RECORDS TO PROCESS
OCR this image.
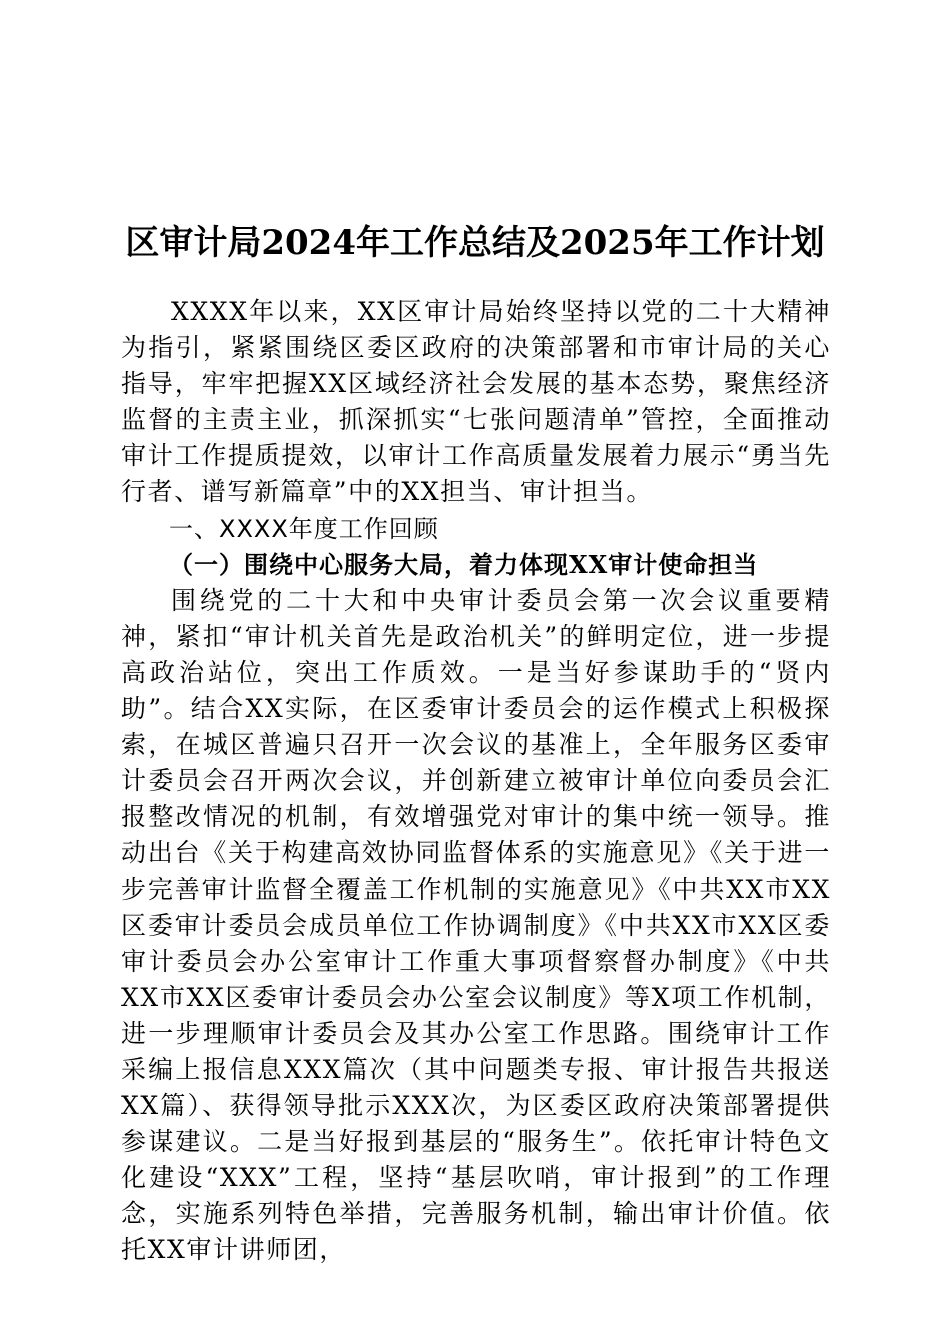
区审计局2024年工作总结及2025年工作计划

XXXX年以来，XX区审计局始终坚持以党的二十大精神为指引，紧紧围绕区委区政府的决策部署和市审计局的关心指导，牢牢把握XX区域经济社会发展的基本态势，聚焦经济监督的主责主业，抓深抓实“七张问题清单”管控，全面推动审计工作提质提效，以审计工作高质量发展着力展示“勇当先行者、谱写新篇章”中的XX担当、审计担当。

一、XXXX年度工作回顾

（一）围绕中心服务大局，着力体现XX审计使命担当

围绕党的二十大和中央审计委员会第一次会议重要精神，紧扣“审计机关首先是政治机关”的鲜明定位，进一步提高政治站位，突出工作质效。一是当好参谋助手的“贤内助”。结合XX实际，在区委审计委员会的运作模式上积极探索，在城区普遍只召开一次会议的基准上，全年服务区委审计委员会召开两次会议，并创新建立被审计单位向委员会汇报整改情况的机制，有效增强党对审计的集中统一领导。推动出台《关于构建高效协同监督体系的实施意见》《关于进一步完善审计监督全覆盖工作机制的实施意见》《中共XX市XX区委审计委员会成员单位工作协调制度》《中共XX市XX区委审计委员会办公室审计工作重大事项督察督办制度》《中共XX市XX区委审计委员会办公室会议制度》等X项工作机制，进一步理顺审计委员会及其办公室工作思路。围绕审计工作采编上报信息XXX篇次（其中问题类专报、审计报告共报送XX篇）、获得领导批示XXX次，为区委区政府决策部署提供参谋建议。二是当好报到基层的“服务生”。依托审计特色文化建设“XXX”工程，坚持“基层吹哨，审计报到”的工作理念，实施系列特色举措，完善服务机制，输出审计价值。依托XX审计讲师团，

YOUR TASK
Copy the listing in full and without alteration, omitting every picture.

THE RESPONSE
OCR this image.
区审计局2024年工作总结及2025年工作计划

XXXX年以来，XX区审计局始终坚持以党的二十大精神为指引，紧紧围绕区委区政府的决策部署和市审计局的关心指导，牢牢把握XX区域经济社会发展的基本态势，聚焦经济监督的主责主业，抓深抓实“七张问题清单”管控，全面推动审计工作提质提效，以审计工作高质量发展着力展示“勇当先行者、谱写新篇章”中的XX担当、审计担当。

一、XXXX年度工作回顾

（一）围绕中心服务大局，着力体现XX审计使命担当

围绕党的二十大和中央审计委员会第一次会议重要精神，紧扣“审计机关首先是政治机关”的鲜明定位，进一步提高政治站位，突出工作质效。一是当好参谋助手的“贤内助”。结合XX实际，在区委审计委员会的运作模式上积极探索，在城区普遍只召开一次会议的基准上，全年服务区委审计委员会召开两次会议，并创新建立被审计单位向委员会汇报整改情况的机制，有效增强党对审计的集中统一领导。推动出台《关于构建高效协同监督体系的实施意见》《关于进一步完善审计监督全覆盖工作机制的实施意见》《中共XX市XX区委审计委员会成员单位工作协调制度》《中共XX市XX区委审计委员会办公室审计工作重大事项督察督办制度》《中共XX市XX区委审计委员会办公室会议制度》等X项工作机制，进一步理顺审计委员会及其办公室工作思路。围绕审计工作采编上报信息XXX篇次（其中问题类专报、审计报告共报送XX篇）、获得领导批示XXX次，为区委区政府决策部署提供参谋建议。二是当好报到基层的“服务生”。依托审计特色文化建设“XXX”工程，坚持“基层吹哨，审计报到”的工作理念，实施系列特色举措，完善服务机制，输出审计价值。依托XX审计讲师团，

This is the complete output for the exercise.